[Extracted records]
· · · · · · ·
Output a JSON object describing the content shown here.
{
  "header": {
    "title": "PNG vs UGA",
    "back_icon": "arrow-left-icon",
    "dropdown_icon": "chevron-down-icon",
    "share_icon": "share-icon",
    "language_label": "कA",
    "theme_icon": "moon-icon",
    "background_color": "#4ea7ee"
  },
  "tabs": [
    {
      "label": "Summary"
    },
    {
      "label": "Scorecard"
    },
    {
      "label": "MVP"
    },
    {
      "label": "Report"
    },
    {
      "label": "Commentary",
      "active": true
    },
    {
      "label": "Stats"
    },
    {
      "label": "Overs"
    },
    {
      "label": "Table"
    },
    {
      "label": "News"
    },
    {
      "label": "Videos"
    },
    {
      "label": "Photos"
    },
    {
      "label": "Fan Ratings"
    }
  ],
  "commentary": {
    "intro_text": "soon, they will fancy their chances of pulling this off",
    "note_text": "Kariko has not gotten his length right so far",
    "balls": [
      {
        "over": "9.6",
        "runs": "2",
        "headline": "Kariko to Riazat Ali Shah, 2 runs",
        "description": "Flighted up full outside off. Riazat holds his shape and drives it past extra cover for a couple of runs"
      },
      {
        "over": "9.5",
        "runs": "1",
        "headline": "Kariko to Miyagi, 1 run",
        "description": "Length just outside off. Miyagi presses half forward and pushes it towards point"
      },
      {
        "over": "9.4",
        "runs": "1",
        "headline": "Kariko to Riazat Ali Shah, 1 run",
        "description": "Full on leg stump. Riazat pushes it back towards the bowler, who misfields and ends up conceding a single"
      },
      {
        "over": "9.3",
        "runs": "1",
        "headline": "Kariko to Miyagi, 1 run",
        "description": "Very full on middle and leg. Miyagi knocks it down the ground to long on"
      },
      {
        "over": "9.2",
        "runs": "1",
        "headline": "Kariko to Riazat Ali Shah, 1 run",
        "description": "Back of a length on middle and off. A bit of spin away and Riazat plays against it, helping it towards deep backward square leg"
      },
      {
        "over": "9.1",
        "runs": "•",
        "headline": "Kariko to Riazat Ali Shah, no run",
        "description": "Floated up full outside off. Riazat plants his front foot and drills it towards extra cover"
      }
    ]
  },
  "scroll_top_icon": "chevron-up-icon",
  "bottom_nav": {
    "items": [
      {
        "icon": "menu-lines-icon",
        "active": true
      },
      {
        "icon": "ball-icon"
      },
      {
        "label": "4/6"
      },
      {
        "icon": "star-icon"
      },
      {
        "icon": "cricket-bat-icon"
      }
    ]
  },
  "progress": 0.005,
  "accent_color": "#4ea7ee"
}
· · · · · · ·
_Exercise instructions_
Repeat each record exactly. Omit nothing.

_Answer to this task_
Output a JSON object describing the content shown here.
{
  "header": {
    "title": "PNG vs UGA",
    "back_icon": "arrow-left-icon",
    "dropdown_icon": "chevron-down-icon",
    "share_icon": "share-icon",
    "language_label": "कA",
    "theme_icon": "moon-icon",
    "background_color": "#4ea7ee"
  },
  "tabs": [
    {
      "label": "Summary"
    },
    {
      "label": "Scorecard"
    },
    {
      "label": "MVP"
    },
    {
      "label": "Report"
    },
    {
      "label": "Commentary",
      "active": true
    },
    {
      "label": "Stats"
    },
    {
      "label": "Overs"
    },
    {
      "label": "Table"
    },
    {
      "label": "News"
    },
    {
      "label": "Videos"
    },
    {
      "label": "Photos"
    },
    {
      "label": "Fan Ratings"
    }
  ],
  "commentary": {
    "intro_text": "soon, they will fancy their chances of pulling this off",
    "note_text": "Kariko has not gotten his length right so far",
    "balls": [
      {
        "over": "9.6",
        "runs": "2",
        "headline": "Kariko to Riazat Ali Shah, 2 runs",
        "description": "Flighted up full outside off. Riazat holds his shape and drives it past extra cover for a couple of runs"
      },
      {
        "over": "9.5",
        "runs": "1",
        "headline": "Kariko to Miyagi, 1 run",
        "description": "Length just outside off. Miyagi presses half forward and pushes it towards point"
      },
      {
        "over": "9.4",
        "runs": "1",
        "headline": "Kariko to Riazat Ali Shah, 1 run",
        "description": "Full on leg stump. Riazat pushes it back towards the bowler, who misfields and ends up conceding a single"
      },
      {
        "over": "9.3",
        "runs": "1",
        "headline": "Kariko to Miyagi, 1 run",
        "description": "Very full on middle and leg. Miyagi knocks it down the ground to long on"
      },
      {
        "over": "9.2",
        "runs": "1",
        "headline": "Kariko to Riazat Ali Shah, 1 run",
        "description": "Back of a length on middle and off. A bit of spin away and Riazat plays against it, helping it towards deep backward square leg"
      },
      {
        "over": "9.1",
        "runs": "•",
        "headline": "Kariko to Riazat Ali Shah, no run",
        "description": "Floated up full outside off. Riazat plants his front foot and drills it towards extra cover"
      }
    ]
  },
  "scroll_top_icon": "chevron-up-icon",
  "bottom_nav": {
    "items": [
      {
        "icon": "menu-lines-icon",
        "active": true
      },
      {
        "icon": "ball-icon"
      },
      {
        "label": "4/6"
      },
      {
        "icon": "star-icon"
      },
      {
        "icon": "cricket-bat-icon"
      }
    ]
  },
  "progress": 0.005,
  "accent_color": "#4ea7ee"
}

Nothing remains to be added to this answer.